Copy out each line of the data that holds the word "annotation".

↓↓↓

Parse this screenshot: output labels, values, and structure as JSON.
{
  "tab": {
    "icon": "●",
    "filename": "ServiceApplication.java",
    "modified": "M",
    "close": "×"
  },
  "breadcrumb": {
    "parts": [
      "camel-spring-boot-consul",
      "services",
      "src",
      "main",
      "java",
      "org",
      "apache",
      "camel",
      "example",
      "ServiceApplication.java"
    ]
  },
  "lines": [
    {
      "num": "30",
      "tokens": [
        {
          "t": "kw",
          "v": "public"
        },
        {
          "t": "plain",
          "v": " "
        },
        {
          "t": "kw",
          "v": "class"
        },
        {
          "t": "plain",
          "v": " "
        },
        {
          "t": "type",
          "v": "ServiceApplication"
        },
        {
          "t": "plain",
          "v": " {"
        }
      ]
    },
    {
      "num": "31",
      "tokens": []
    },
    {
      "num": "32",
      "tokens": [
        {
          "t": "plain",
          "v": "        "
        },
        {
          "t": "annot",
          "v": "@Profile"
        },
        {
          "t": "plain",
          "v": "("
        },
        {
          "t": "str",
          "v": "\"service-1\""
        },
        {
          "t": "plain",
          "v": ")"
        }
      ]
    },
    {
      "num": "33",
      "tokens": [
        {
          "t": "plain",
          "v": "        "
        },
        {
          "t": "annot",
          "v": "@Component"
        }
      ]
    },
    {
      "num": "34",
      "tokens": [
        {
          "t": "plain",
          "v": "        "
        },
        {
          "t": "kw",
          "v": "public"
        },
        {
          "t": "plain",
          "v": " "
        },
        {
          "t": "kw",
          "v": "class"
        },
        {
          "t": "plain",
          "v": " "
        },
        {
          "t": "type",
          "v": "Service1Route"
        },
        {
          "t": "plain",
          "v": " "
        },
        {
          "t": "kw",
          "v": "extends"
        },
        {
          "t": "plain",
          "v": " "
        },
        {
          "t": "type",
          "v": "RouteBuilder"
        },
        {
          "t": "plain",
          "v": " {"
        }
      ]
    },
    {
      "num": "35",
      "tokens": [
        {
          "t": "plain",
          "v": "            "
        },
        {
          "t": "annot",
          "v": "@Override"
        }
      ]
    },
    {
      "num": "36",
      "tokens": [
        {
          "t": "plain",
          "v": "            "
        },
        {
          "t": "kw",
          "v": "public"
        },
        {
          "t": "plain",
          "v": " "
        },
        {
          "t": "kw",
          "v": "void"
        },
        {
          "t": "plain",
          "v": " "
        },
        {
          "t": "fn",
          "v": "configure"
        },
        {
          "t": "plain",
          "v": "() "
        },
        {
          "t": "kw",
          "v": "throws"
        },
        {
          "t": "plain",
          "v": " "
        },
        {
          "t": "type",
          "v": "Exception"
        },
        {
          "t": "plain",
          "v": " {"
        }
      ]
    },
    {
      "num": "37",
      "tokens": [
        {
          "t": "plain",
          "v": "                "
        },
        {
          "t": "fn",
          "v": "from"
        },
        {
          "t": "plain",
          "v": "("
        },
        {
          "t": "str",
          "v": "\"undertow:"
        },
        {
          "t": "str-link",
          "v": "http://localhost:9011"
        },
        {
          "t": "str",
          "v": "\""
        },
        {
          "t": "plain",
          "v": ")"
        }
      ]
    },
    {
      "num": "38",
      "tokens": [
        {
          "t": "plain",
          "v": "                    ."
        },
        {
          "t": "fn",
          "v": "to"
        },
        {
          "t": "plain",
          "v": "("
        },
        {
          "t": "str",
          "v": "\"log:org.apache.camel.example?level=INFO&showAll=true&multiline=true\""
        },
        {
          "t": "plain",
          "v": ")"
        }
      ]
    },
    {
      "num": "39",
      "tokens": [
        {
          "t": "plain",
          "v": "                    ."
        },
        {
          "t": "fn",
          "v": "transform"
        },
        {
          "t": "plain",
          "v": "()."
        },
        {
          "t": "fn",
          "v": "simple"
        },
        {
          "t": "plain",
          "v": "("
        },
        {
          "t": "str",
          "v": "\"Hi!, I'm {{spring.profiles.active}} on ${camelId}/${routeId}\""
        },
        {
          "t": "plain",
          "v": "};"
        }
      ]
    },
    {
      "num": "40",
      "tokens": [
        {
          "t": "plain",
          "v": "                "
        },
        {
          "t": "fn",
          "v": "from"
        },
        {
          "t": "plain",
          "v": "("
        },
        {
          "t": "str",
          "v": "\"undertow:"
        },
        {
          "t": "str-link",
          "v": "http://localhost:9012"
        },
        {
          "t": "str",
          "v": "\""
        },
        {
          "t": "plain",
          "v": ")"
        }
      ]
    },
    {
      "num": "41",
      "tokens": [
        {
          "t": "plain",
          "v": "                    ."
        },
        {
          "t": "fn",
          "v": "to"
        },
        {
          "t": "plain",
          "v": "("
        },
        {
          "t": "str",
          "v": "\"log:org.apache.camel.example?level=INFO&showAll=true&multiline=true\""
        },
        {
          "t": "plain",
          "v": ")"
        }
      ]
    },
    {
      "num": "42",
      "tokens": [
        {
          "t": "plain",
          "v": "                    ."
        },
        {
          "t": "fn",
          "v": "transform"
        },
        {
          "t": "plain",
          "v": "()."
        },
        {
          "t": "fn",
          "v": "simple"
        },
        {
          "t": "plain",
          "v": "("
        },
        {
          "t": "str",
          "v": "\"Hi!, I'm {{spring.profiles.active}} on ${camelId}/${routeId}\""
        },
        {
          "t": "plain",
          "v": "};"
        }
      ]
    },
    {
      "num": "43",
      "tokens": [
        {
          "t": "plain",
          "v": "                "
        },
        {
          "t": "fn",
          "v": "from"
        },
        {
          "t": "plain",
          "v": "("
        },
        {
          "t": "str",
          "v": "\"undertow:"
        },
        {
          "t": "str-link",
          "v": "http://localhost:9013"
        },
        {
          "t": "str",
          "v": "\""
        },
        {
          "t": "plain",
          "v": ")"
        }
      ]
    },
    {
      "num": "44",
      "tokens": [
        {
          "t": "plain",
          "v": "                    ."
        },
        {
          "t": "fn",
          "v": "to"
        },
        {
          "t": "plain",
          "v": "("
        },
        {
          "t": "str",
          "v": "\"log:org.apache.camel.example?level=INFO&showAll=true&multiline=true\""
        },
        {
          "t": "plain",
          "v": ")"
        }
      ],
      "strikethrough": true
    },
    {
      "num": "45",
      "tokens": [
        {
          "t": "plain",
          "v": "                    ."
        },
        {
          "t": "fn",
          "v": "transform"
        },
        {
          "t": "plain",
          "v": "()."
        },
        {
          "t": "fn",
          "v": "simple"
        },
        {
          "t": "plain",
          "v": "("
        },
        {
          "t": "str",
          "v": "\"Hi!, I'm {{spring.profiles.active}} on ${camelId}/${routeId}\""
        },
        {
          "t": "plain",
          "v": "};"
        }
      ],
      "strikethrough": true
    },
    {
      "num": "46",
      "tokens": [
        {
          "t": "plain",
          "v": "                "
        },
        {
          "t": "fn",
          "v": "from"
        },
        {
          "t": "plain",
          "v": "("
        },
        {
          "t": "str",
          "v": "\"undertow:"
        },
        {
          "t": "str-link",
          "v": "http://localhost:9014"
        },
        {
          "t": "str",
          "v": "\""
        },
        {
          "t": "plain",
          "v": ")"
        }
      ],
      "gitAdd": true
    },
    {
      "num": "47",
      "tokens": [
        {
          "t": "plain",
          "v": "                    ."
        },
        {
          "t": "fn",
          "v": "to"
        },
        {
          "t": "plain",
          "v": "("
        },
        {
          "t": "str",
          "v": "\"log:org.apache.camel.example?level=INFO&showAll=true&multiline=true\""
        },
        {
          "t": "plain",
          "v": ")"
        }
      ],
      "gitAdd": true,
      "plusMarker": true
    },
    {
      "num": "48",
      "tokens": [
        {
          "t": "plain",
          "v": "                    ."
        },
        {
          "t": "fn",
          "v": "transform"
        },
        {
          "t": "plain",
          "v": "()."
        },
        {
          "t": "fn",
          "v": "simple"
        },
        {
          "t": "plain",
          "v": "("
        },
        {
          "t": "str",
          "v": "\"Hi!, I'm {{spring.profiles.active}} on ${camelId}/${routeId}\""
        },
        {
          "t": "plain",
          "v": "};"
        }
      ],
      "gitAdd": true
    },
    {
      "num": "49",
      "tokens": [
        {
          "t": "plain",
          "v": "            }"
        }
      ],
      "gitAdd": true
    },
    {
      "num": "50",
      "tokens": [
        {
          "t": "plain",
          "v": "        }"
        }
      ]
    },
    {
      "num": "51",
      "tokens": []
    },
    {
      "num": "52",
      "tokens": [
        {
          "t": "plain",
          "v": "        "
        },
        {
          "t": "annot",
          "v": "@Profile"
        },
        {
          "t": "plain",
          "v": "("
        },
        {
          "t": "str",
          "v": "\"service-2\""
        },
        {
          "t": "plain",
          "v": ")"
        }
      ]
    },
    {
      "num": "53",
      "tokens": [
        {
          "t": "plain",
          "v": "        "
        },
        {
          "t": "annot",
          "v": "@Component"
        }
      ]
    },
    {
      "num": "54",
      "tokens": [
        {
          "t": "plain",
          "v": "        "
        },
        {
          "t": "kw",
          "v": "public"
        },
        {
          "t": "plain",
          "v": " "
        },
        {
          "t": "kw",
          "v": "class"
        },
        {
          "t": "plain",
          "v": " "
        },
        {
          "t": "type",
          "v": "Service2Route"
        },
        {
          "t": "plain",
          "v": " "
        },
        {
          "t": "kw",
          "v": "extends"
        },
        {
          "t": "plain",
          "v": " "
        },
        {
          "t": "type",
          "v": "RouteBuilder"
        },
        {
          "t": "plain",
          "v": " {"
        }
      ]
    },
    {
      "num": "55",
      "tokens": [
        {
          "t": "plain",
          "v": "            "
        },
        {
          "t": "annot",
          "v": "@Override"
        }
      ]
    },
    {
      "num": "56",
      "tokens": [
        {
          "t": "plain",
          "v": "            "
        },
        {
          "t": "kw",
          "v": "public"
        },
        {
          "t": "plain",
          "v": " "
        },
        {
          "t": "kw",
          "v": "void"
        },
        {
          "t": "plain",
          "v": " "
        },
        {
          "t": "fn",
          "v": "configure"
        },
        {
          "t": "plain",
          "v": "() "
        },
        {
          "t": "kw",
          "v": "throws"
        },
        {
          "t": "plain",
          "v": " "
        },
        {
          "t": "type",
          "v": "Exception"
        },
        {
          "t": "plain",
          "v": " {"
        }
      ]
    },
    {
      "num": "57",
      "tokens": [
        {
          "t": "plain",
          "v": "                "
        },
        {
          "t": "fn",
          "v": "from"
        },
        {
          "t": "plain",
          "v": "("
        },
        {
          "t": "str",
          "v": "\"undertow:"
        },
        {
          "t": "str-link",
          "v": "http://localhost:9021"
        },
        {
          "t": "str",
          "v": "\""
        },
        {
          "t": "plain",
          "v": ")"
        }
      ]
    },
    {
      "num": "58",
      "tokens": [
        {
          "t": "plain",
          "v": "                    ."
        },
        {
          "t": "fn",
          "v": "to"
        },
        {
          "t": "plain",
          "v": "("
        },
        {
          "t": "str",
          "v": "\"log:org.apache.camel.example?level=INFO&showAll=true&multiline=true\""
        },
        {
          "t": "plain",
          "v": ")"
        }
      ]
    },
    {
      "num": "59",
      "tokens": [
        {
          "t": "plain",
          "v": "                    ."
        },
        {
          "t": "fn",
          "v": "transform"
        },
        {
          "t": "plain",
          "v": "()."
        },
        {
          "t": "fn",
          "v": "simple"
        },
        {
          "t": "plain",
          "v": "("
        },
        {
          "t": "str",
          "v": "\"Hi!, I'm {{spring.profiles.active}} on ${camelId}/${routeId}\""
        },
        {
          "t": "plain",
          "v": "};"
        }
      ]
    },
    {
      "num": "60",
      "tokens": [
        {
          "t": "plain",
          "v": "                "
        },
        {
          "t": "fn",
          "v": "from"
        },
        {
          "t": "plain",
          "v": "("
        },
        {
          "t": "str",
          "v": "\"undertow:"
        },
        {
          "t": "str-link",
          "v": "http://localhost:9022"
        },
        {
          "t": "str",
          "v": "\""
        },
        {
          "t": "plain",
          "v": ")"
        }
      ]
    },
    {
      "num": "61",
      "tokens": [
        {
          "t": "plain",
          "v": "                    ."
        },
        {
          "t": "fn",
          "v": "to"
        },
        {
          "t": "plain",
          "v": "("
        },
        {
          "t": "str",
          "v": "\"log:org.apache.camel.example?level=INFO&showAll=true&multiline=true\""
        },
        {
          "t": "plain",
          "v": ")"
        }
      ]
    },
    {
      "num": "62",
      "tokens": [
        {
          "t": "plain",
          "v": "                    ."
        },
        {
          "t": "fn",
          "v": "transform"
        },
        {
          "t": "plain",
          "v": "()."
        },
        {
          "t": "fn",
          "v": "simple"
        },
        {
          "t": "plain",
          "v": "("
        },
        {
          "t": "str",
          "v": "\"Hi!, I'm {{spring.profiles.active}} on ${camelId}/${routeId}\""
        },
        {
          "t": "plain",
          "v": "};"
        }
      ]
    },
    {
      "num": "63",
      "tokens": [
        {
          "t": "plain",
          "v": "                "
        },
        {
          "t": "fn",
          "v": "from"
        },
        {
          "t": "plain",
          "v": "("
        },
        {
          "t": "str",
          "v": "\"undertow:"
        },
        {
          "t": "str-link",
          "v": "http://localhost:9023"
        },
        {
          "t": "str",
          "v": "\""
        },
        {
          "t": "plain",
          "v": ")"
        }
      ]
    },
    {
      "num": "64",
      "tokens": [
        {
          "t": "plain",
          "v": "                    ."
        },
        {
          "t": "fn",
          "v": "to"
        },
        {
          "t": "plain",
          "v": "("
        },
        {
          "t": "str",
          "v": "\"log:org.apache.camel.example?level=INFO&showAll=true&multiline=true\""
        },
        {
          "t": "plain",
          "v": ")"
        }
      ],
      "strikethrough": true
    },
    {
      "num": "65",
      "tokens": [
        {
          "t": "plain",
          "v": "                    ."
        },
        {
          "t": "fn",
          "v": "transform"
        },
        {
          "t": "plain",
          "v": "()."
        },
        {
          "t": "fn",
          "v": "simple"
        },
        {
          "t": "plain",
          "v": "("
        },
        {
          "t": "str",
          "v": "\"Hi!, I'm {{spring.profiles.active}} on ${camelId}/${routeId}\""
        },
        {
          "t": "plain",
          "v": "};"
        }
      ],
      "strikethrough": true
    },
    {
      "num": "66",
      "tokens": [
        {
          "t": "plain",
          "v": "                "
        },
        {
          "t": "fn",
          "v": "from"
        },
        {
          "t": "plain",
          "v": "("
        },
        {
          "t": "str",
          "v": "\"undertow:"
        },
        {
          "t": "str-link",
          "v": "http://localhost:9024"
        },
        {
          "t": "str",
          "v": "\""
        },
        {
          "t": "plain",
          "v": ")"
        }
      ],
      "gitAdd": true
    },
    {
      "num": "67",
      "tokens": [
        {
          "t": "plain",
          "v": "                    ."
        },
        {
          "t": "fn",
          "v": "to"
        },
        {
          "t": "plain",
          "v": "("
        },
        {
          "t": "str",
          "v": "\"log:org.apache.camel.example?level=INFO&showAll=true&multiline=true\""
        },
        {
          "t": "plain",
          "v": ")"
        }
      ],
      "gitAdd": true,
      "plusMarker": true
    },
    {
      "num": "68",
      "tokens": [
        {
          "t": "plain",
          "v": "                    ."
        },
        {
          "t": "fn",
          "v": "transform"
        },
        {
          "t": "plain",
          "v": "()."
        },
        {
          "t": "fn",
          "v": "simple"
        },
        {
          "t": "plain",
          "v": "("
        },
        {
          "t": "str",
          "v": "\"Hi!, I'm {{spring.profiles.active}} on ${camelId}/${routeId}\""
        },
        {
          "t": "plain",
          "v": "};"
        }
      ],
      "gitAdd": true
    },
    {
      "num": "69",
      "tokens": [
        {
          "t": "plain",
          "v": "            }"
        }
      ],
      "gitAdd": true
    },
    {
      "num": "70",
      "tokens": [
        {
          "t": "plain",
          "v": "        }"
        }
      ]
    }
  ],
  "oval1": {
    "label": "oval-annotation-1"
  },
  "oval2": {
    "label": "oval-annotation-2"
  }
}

↑↑↑

> [Solution to this task]:
    "label": "oval-annotation-1"
    "label": "oval-annotation-2"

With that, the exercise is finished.